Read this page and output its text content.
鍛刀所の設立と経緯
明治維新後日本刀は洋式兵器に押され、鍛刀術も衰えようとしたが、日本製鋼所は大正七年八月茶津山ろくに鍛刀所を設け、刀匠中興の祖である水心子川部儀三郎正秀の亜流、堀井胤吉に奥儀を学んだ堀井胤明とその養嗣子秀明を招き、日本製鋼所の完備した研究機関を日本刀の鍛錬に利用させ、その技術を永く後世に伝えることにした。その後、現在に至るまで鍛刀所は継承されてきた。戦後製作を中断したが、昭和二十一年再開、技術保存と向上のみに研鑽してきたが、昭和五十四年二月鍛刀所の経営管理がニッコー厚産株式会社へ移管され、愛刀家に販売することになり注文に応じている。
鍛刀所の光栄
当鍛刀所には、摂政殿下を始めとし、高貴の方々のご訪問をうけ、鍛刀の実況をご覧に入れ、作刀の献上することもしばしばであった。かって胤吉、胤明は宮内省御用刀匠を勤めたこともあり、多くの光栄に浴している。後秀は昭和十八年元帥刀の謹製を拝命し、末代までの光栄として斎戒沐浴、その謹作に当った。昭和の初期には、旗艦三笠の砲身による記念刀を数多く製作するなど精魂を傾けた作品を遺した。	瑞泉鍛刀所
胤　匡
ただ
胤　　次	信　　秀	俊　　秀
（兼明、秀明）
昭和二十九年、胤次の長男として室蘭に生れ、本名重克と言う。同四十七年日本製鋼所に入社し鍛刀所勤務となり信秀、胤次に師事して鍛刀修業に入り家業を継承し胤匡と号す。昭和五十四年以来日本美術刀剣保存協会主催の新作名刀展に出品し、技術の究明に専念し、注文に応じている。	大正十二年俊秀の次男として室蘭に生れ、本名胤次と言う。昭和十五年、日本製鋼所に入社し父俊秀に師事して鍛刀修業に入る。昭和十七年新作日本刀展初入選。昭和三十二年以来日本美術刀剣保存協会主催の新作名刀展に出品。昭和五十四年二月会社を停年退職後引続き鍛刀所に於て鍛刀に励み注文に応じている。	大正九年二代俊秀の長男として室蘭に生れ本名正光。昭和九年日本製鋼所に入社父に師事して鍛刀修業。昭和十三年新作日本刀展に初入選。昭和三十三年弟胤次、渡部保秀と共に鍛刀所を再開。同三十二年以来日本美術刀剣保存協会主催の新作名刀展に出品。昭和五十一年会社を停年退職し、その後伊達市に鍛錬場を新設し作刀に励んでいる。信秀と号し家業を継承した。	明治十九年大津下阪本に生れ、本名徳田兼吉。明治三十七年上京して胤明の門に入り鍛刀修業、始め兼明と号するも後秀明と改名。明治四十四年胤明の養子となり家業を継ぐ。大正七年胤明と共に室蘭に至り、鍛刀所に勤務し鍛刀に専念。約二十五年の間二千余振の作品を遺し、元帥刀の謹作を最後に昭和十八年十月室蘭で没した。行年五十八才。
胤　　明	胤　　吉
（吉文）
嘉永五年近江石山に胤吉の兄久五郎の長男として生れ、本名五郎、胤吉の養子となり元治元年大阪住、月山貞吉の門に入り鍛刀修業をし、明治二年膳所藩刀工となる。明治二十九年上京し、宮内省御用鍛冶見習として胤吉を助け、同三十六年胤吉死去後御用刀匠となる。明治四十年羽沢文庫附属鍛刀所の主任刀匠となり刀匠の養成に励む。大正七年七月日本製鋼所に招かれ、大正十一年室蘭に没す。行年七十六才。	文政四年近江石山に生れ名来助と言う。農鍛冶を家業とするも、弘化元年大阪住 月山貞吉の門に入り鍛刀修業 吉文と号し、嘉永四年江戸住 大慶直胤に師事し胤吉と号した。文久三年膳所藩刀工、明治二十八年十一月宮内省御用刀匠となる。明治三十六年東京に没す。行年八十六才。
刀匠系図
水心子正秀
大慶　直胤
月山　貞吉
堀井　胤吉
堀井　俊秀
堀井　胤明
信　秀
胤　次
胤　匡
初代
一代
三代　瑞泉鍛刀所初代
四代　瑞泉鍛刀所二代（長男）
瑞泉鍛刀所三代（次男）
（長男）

* * *

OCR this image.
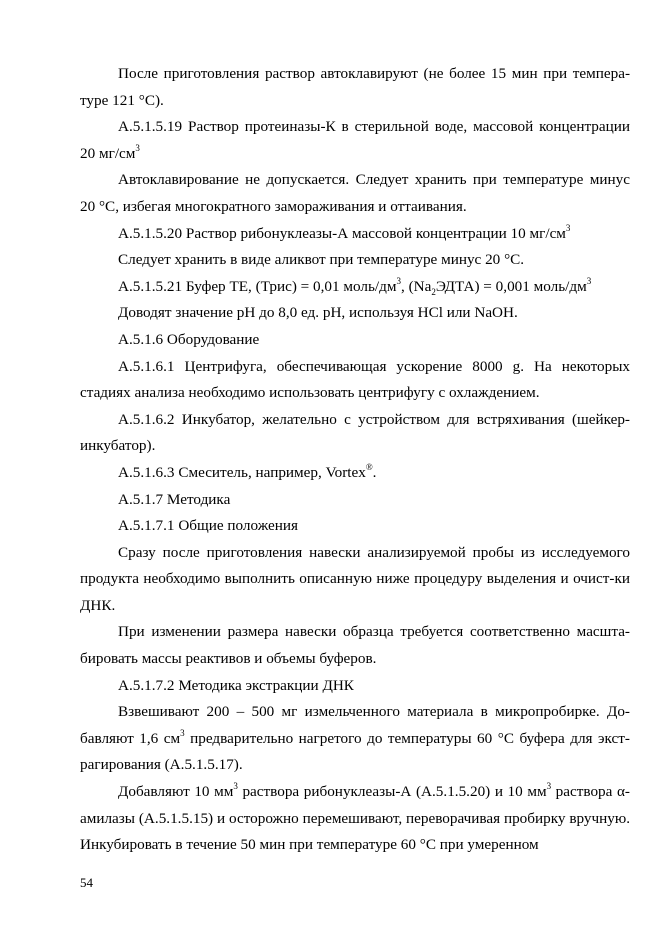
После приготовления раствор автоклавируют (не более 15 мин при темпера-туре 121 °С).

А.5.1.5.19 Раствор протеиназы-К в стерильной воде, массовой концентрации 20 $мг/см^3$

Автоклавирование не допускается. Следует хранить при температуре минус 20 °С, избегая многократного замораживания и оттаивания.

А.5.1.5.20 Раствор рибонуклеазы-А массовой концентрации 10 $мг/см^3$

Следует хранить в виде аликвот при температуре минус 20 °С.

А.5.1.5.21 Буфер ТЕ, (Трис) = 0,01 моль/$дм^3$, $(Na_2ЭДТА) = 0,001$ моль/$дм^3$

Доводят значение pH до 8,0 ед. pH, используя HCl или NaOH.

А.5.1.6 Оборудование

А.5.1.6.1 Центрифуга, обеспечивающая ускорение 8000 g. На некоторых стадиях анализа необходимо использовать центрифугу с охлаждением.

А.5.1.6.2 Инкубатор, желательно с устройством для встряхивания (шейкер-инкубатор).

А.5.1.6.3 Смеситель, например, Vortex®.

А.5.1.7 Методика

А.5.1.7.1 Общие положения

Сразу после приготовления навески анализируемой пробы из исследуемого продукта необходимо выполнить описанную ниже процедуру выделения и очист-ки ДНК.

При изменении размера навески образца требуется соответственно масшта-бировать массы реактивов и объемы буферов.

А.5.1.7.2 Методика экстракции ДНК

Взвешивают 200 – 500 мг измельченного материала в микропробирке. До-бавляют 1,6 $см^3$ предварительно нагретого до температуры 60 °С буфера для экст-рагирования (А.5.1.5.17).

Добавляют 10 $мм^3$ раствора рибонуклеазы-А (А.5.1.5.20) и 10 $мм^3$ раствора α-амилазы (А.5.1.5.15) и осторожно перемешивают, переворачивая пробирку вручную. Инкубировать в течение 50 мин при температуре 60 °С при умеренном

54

● Objective: Look through the data above. Each line containing the word "приготовления" needs to be copied.

● Result of this task:
После приготовления раствор автоклавируют (не более 15 мин при темпера-туре 121 °С).
Сразу после приготовления навески анализируемой пробы из исследуемого продукта необходимо выполнить описанную ниже процедуру выделения и очист-ки ДНК.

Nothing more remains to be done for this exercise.